OBJECTIVE:
Will you print the material below without altering a single character?

Saved entries:
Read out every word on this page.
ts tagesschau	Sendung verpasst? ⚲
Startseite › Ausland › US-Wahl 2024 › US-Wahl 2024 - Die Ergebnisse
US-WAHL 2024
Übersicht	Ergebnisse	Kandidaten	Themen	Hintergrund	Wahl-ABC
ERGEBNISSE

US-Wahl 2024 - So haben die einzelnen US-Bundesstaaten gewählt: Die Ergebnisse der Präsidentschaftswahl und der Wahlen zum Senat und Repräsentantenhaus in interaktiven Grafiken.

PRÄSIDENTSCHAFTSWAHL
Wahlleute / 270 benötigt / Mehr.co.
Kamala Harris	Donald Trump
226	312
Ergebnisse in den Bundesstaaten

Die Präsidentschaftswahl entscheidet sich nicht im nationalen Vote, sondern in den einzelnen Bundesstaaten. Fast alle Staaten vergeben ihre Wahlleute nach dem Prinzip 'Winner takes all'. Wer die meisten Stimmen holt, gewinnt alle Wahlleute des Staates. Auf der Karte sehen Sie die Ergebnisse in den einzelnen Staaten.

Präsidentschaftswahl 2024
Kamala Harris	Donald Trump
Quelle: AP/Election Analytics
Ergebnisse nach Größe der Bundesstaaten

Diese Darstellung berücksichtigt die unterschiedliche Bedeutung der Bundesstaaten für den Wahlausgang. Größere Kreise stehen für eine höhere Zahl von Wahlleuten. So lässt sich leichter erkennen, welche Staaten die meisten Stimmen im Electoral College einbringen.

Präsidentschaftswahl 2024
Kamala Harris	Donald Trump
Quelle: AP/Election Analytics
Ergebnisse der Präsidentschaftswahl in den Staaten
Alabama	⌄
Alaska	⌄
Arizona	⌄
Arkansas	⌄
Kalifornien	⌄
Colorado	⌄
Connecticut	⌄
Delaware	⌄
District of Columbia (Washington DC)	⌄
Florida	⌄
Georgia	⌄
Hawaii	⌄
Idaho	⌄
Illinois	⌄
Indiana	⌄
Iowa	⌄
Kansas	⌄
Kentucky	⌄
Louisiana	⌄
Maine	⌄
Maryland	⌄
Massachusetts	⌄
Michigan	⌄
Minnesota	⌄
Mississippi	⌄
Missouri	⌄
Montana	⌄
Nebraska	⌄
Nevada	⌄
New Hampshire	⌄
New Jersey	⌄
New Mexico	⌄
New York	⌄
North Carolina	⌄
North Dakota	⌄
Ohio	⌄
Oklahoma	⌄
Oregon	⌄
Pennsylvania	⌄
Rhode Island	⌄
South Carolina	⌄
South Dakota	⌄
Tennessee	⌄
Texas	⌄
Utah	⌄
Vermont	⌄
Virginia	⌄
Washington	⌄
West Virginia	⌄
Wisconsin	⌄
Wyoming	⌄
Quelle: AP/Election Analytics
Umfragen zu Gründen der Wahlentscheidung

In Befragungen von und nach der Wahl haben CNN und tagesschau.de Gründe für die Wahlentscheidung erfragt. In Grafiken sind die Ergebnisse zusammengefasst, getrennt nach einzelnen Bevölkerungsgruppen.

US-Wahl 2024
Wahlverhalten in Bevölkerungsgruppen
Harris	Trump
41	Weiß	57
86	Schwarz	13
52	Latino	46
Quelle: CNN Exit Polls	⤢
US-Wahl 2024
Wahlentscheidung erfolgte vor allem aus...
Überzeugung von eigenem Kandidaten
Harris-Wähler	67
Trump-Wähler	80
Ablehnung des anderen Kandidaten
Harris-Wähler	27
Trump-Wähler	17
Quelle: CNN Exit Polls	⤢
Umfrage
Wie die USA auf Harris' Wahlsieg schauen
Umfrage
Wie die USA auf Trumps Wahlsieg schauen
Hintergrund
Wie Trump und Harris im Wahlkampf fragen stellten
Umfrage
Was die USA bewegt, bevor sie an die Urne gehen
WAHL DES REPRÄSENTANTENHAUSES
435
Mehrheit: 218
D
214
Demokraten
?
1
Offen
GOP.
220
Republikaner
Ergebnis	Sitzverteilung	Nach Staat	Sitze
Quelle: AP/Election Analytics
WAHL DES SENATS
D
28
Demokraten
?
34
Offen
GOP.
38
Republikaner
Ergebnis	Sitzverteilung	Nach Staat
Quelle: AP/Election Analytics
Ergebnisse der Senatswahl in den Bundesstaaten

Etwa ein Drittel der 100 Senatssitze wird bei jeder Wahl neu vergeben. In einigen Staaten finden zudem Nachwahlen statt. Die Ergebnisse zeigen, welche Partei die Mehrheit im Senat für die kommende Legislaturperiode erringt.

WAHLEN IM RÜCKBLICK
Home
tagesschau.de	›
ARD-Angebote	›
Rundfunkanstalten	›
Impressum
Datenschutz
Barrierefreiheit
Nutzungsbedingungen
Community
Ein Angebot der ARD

CORRECT ANSWER:
Read out every word on this page.
ts tagesschau	Sendung verpasst? ⚲
Startseite › Ausland › US-Wahl 2024 › US-Wahl 2024 - Die Ergebnisse
US-WAHL 2024
Übersicht	Ergebnisse	Kandidaten	Themen	Hintergrund	Wahl-ABC
ERGEBNISSE

US-Wahl 2024 - So haben die einzelnen US-Bundesstaaten gewählt: Die Ergebnisse der Präsidentschaftswahl und der Wahlen zum Senat und Repräsentantenhaus in interaktiven Grafiken.

PRÄSIDENTSCHAFTSWAHL
Wahlleute / 270 benötigt / Mehr.co.
Kamala Harris	Donald Trump
226	312
Ergebnisse in den Bundesstaaten

Die Präsidentschaftswahl entscheidet sich nicht im nationalen Vote, sondern in den einzelnen Bundesstaaten. Fast alle Staaten vergeben ihre Wahlleute nach dem Prinzip 'Winner takes all'. Wer die meisten Stimmen holt, gewinnt alle Wahlleute des Staates. Auf der Karte sehen Sie die Ergebnisse in den einzelnen Staaten.

Präsidentschaftswahl 2024
Kamala Harris	Donald Trump
Quelle: AP/Election Analytics
Ergebnisse nach Größe der Bundesstaaten

Diese Darstellung berücksichtigt die unterschiedliche Bedeutung der Bundesstaaten für den Wahlausgang. Größere Kreise stehen für eine höhere Zahl von Wahlleuten. So lässt sich leichter erkennen, welche Staaten die meisten Stimmen im Electoral College einbringen.

Präsidentschaftswahl 2024
Kamala Harris	Donald Trump
Quelle: AP/Election Analytics
Ergebnisse der Präsidentschaftswahl in den Staaten
Alabama	⌄
Alaska	⌄
Arizona	⌄
Arkansas	⌄
Kalifornien	⌄
Colorado	⌄
Connecticut	⌄
Delaware	⌄
District of Columbia (Washington DC)	⌄
Florida	⌄
Georgia	⌄
Hawaii	⌄
Idaho	⌄
Illinois	⌄
Indiana	⌄
Iowa	⌄
Kansas	⌄
Kentucky	⌄
Louisiana	⌄
Maine	⌄
Maryland	⌄
Massachusetts	⌄
Michigan	⌄
Minnesota	⌄
Mississippi	⌄
Missouri	⌄
Montana	⌄
Nebraska	⌄
Nevada	⌄
New Hampshire	⌄
New Jersey	⌄
New Mexico	⌄
New York	⌄
North Carolina	⌄
North Dakota	⌄
Ohio	⌄
Oklahoma	⌄
Oregon	⌄
Pennsylvania	⌄
Rhode Island	⌄
South Carolina	⌄
South Dakota	⌄
Tennessee	⌄
Texas	⌄
Utah	⌄
Vermont	⌄
Virginia	⌄
Washington	⌄
West Virginia	⌄
Wisconsin	⌄
Wyoming	⌄
Quelle: AP/Election Analytics
Umfragen zu Gründen der Wahlentscheidung

In Befragungen von und nach der Wahl haben CNN und tagesschau.de Gründe für die Wahlentscheidung erfragt. In Grafiken sind die Ergebnisse zusammengefasst, getrennt nach einzelnen Bevölkerungsgruppen.

US-Wahl 2024
Wahlverhalten in Bevölkerungsgruppen
Harris	Trump
41	Weiß	57
86	Schwarz	13
52	Latino	46
Quelle: CNN Exit Polls	⤢
US-Wahl 2024
Wahlentscheidung erfolgte vor allem aus...
Überzeugung von eigenem Kandidaten
Harris-Wähler	67
Trump-Wähler	80
Ablehnung des anderen Kandidaten
Harris-Wähler	27
Trump-Wähler	17
Quelle: CNN Exit Polls	⤢
Umfrage
Wie die USA auf Harris' Wahlsieg schauen
Umfrage
Wie die USA auf Trumps Wahlsieg schauen
Hintergrund
Wie Trump und Harris im Wahlkampf fragen stellten
Umfrage
Was die USA bewegt, bevor sie an die Urne gehen
WAHL DES REPRÄSENTANTENHAUSES
435
Mehrheit: 218
D
214
Demokraten
?
1
Offen
GOP.
220
Republikaner
Ergebnis	Sitzverteilung	Nach Staat	Sitze
Quelle: AP/Election Analytics
WAHL DES SENATS
D
28
Demokraten
?
34
Offen
GOP.
38
Republikaner
Ergebnis	Sitzverteilung	Nach Staat
Quelle: AP/Election Analytics
Ergebnisse der Senatswahl in den Bundesstaaten

Etwa ein Drittel der 100 Senatssitze wird bei jeder Wahl neu vergeben. In einigen Staaten finden zudem Nachwahlen statt. Die Ergebnisse zeigen, welche Partei die Mehrheit im Senat für die kommende Legislaturperiode erringt.

WAHLEN IM RÜCKBLICK
Home
tagesschau.de	›
ARD-Angebote	›
Rundfunkanstalten	›
Impressum
Datenschutz
Barrierefreiheit
Nutzungsbedingungen
Community
Ein Angebot der ARD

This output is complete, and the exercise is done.